Problem requirements:
Write out, word for word, the lines of the listing that begin at the line containing "x-axis-arrow: [602, 403, 614, 413]" and end with the final line of the listing.

* START *

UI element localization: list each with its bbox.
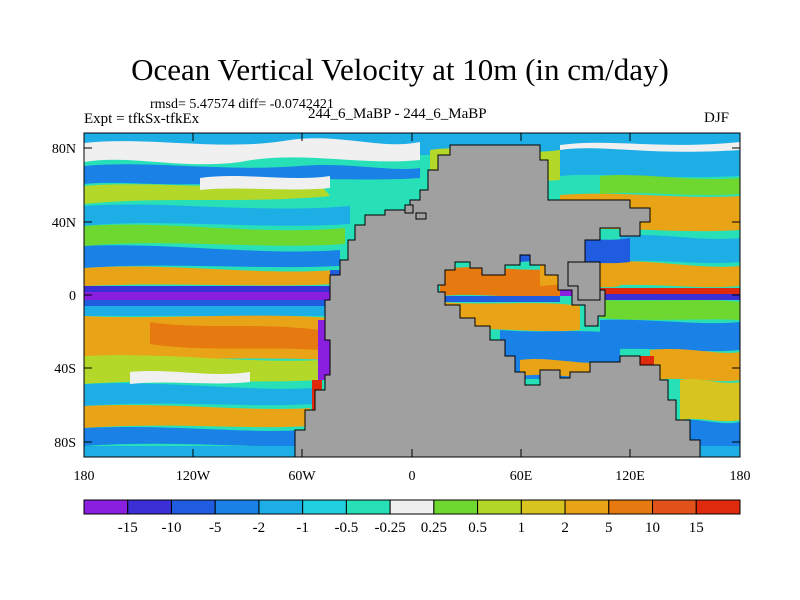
colorbar-label: -1	[296, 520, 309, 536]
colorbar-box	[389, 499, 435, 515]
small-island	[415, 212, 427, 220]
colorbar-box	[652, 499, 697, 515]
colorbar-box	[345, 499, 391, 515]
colorbar-label: 2	[561, 520, 569, 536]
y-tick-label: 80S	[54, 436, 76, 451]
map-field	[84, 133, 740, 457]
colorbar-box	[302, 499, 347, 515]
season-label: DJF	[704, 110, 730, 126]
y-tick-label: 40N	[52, 216, 76, 231]
colorbar-label: 5	[605, 520, 613, 536]
colorbar-label: -0.5	[335, 520, 359, 536]
colorbar-label: -0.25	[375, 520, 406, 536]
colorbar-label: -5	[209, 520, 222, 536]
colorbar-label: -15	[118, 520, 138, 536]
colorbar-box	[520, 499, 566, 515]
x-tick-label: 180	[74, 469, 95, 484]
y-tick-label: 80N	[52, 142, 76, 157]
case-label: 244_6_MaBP - 244_6_MaBP	[308, 106, 487, 122]
colorbar-box	[433, 499, 479, 515]
x-tick-label: 60E	[510, 469, 533, 484]
colorbar-label: -10	[161, 520, 181, 536]
colorbar-labels: -15 -10 -5 -2 -1 -0.5 -0.25 0.25 0.5 1 2 5 10 15	[118, 520, 704, 536]
colorbar-label: -2	[253, 520, 266, 536]
colorbar-box	[83, 499, 129, 515]
x-tick-label: 0	[409, 469, 416, 484]
stats-label: rmsd= 5.47574 diff= -0.0742421	[150, 97, 334, 112]
colorbar-label: 15	[689, 520, 704, 536]
colorbar-box	[695, 499, 741, 515]
x-tick-label: 120W	[176, 469, 211, 484]
plot-title: Ocean Vertical Velocity at 10m (in cm/da…	[131, 52, 669, 87]
colorbar-label: 0.5	[468, 520, 487, 536]
x-tick-label: 60W	[288, 469, 316, 484]
colorbar-box	[564, 499, 610, 515]
x-tick-label: 120E	[615, 469, 645, 484]
colorbar-box	[477, 499, 522, 515]
colorbar-box	[214, 499, 260, 515]
land-mass	[294, 144, 701, 457]
x-tick-label: 180	[730, 469, 751, 484]
experiment-label: Expt = tfkSx-tfkEx	[84, 111, 200, 127]
island	[567, 261, 601, 301]
colorbar-box	[608, 499, 654, 515]
colorbar-label: 1	[518, 520, 526, 536]
colorbar-label: 0.25	[421, 520, 447, 536]
colorbar-box	[170, 499, 216, 515]
x-axis: 180 120W 60W 0 60E 120E 180	[74, 133, 751, 484]
y-axis: 80N 40N 0 40S 80S	[52, 142, 740, 451]
y-tick-label: 0	[69, 289, 76, 304]
colorbar-box	[127, 499, 172, 515]
colorbar-box	[258, 499, 304, 515]
y-tick-label: 40S	[54, 362, 76, 377]
small-island	[404, 204, 414, 214]
colorbar	[83, 499, 741, 515]
colorbar-label: 10	[645, 520, 660, 536]
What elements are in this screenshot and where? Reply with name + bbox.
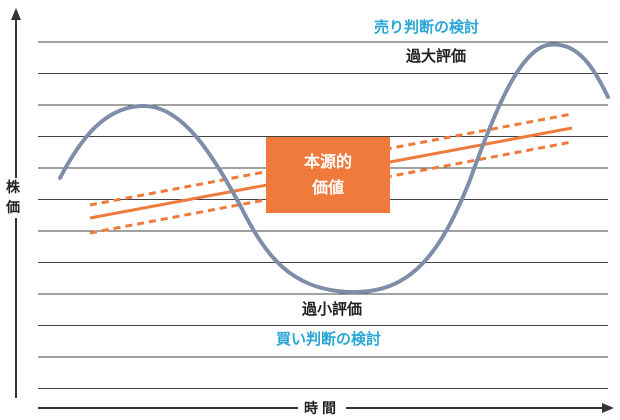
x-axis-arrow: [602, 403, 614, 413]
y-axis-arrow: [11, 8, 21, 20]
x-axis-label: 時間: [298, 398, 346, 418]
y-axis-label: 株 価: [2, 178, 24, 218]
overvalued-label: 過大評価: [400, 45, 473, 66]
stock-price-curve: [58, 42, 610, 295]
y-axis-label-line1: 株: [6, 180, 20, 196]
sell-consider-label: 売り判断の検討: [368, 16, 486, 37]
undervalued-label: 過小評価: [296, 298, 369, 319]
y-axis-label-line2: 価: [6, 200, 20, 216]
buy-consider-label: 買い判断の検討: [270, 328, 388, 349]
intrinsic-value-label-line2: 価値: [311, 178, 344, 197]
intrinsic-value-label-line1: 本源的: [303, 152, 352, 171]
intrinsic-value-box: 本源的 価値: [266, 137, 390, 213]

* END *

Response:
x-axis-arrow: [602, 403, 614, 413]
y-axis-arrow: [11, 8, 21, 20]
x-axis-label: 時間: [298, 398, 346, 418]
y-axis-label: 株 価: [2, 178, 24, 218]
overvalued-label: 過大評価: [400, 45, 473, 66]
stock-price-curve: [58, 42, 610, 295]
y-axis-label-line1: 株: [6, 180, 20, 196]
sell-consider-label: 売り判断の検討: [368, 16, 486, 37]
undervalued-label: 過小評価: [296, 298, 369, 319]
y-axis-label-line2: 価: [6, 200, 20, 216]
buy-consider-label: 買い判断の検討: [270, 328, 388, 349]
intrinsic-value-label-line2: 価値: [311, 178, 344, 197]
intrinsic-value-label-line1: 本源的: [303, 152, 352, 171]
intrinsic-value-box: 本源的 価値: [266, 137, 390, 213]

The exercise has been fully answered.